• _Work instructions_: Copy all of the records below verbatim.

(Part of a data file)

■ ■ ■ ■

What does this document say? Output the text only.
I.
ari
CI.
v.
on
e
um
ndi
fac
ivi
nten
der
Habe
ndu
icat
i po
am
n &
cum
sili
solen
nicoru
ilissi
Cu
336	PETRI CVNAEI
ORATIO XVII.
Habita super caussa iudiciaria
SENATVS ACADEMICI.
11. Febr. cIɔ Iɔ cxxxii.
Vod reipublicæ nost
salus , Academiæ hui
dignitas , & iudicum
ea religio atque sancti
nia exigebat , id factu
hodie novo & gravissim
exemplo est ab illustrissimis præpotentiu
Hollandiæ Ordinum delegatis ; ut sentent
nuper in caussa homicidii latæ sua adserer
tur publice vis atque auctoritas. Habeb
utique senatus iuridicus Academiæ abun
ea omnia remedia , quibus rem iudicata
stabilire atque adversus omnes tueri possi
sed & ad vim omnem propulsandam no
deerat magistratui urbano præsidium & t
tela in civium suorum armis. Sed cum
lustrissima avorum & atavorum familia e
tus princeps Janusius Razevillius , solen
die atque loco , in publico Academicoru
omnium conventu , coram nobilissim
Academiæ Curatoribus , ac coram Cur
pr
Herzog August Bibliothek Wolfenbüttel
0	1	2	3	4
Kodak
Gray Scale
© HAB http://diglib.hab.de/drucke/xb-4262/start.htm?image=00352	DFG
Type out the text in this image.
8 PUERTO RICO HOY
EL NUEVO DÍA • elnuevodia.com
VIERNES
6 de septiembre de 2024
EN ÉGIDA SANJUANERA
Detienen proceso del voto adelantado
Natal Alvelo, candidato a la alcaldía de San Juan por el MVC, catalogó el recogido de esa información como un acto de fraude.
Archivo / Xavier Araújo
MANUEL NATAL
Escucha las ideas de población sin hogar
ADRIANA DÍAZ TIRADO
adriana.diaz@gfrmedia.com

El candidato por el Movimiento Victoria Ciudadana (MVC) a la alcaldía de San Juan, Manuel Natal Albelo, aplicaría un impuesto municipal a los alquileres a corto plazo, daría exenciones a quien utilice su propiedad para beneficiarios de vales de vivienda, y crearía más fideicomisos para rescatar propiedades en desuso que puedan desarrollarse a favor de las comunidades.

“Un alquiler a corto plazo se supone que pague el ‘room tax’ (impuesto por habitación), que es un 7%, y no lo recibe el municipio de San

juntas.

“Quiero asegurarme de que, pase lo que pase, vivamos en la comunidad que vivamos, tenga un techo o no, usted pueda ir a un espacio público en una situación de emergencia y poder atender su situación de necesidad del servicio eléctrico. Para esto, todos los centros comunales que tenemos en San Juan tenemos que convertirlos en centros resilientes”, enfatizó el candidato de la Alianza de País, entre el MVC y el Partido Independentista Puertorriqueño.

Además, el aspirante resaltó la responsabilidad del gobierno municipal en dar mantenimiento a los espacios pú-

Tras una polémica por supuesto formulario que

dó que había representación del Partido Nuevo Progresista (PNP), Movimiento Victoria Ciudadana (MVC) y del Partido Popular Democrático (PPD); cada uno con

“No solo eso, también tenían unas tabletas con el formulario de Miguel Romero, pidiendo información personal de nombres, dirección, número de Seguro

■ ■ ■ ■

• _Response for this exercise_:
What does this document say? Output the text only.
I.
ari
CI.
v.
on
e
um
ndi
fac
ivi
nten
der
Habe
ndu
icat
i po
am
n &
cum
sili
solen
nicoru
ilissi
Cu
336	PETRI CVNAEI
ORATIO XVII.
Habita super caussa iudiciaria
SENATVS ACADEMICI.
11. Febr. cIɔ Iɔ cxxxii.
Vod reipublicæ nost
salus , Academiæ hui
dignitas , & iudicum
ea religio atque sancti
nia exigebat , id factu
hodie novo & gravissim
exemplo est ab illustrissimis præpotentiu
Hollandiæ Ordinum delegatis ; ut sentent
nuper in caussa homicidii latæ sua adserer
tur publice vis atque auctoritas. Habeb
utique senatus iuridicus Academiæ abun
ea omnia remedia , quibus rem iudicata
stabilire atque adversus omnes tueri possi
sed & ad vim omnem propulsandam no
deerat magistratui urbano præsidium & t
tela in civium suorum armis. Sed cum
lustrissima avorum & atavorum familia e
tus princeps Janusius Razevillius , solen
die atque loco , in publico Academicoru
omnium conventu , coram nobilissim
Academiæ Curatoribus , ac coram Cur
pr
Herzog August Bibliothek Wolfenbüttel
0	1	2	3	4
Kodak
Gray Scale
© HAB http://diglib.hab.de/drucke/xb-4262/start.htm?image=00352	DFG
Type out the text in this image.
8 PUERTO RICO HOY
EL NUEVO DÍA • elnuevodia.com
VIERNES
6 de septiembre de 2024
EN ÉGIDA SANJUANERA
Detienen proceso del voto adelantado
Natal Alvelo, candidato a la alcaldía de San Juan por el MVC, catalogó el recogido de esa información como un acto de fraude.
Archivo / Xavier Araújo
MANUEL NATAL
Escucha las ideas de población sin hogar
ADRIANA DÍAZ TIRADO
adriana.diaz@gfrmedia.com

El candidato por el Movimiento Victoria Ciudadana (MVC) a la alcaldía de San Juan, Manuel Natal Albelo, aplicaría un impuesto municipal a los alquileres a corto plazo, daría exenciones a quien utilice su propiedad para beneficiarios de vales de vivienda, y crearía más fideicomisos para rescatar propiedades en desuso que puedan desarrollarse a favor de las comunidades.

“Un alquiler a corto plazo se supone que pague el ‘room tax’ (impuesto por habitación), que es un 7%, y no lo recibe el municipio de San

juntas.

“Quiero asegurarme de que, pase lo que pase, vivamos en la comunidad que vivamos, tenga un techo o no, usted pueda ir a un espacio público en una situación de emergencia y poder atender su situación de necesidad del servicio eléctrico. Para esto, todos los centros comunales que tenemos en San Juan tenemos que convertirlos en centros resilientes”, enfatizó el candidato de la Alianza de País, entre el MVC y el Partido Independentista Puertorriqueño.

Además, el aspirante resaltó la responsabilidad del gobierno municipal en dar mantenimiento a los espacios pú-

Tras una polémica por supuesto formulario que

dó que había representación del Partido Nuevo Progresista (PNP), Movimiento Victoria Ciudadana (MVC) y del Partido Popular Democrático (PPD); cada uno con

“No solo eso, también tenían unas tabletas con el formulario de Miguel Romero, pidiendo información personal de nombres, dirección, número de Seguro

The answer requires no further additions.